Data excerpts:
-----
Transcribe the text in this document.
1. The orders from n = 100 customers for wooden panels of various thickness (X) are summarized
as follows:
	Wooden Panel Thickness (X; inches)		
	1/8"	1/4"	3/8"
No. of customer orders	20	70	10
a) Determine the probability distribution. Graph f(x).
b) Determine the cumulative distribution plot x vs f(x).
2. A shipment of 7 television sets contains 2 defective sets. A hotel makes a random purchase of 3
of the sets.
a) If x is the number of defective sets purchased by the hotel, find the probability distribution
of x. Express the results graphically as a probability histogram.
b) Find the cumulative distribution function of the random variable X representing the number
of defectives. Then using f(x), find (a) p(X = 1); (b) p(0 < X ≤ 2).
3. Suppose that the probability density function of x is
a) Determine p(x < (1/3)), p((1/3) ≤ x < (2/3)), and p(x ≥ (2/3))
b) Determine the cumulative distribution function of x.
-----
What you are asked to do — Transcribe every record above exactly as it appears.

Result below —
Transcribe the text in this document.
1. The orders from n = 100 customers for wooden panels of various thickness (X) are summarized
as follows:
	Wooden Panel Thickness (X; inches)		
	1/8"	1/4"	3/8"
No. of customer orders	20	70	10
a) Determine the probability distribution. Graph f(x).
b) Determine the cumulative distribution plot x vs f(x).
2. A shipment of 7 television sets contains 2 defective sets. A hotel makes a random purchase of 3
of the sets.
a) If x is the number of defective sets purchased by the hotel, find the probability distribution
of x. Express the results graphically as a probability histogram.
b) Find the cumulative distribution function of the random variable X representing the number
of defectives. Then using f(x), find (a) p(X = 1); (b) p(0 < X ≤ 2).
3. Suppose that the probability density function of x is
a) Determine p(x < (1/3)), p((1/3) ≤ x < (2/3)), and p(x ≥ (2/3))
b) Determine the cumulative distribution function of x.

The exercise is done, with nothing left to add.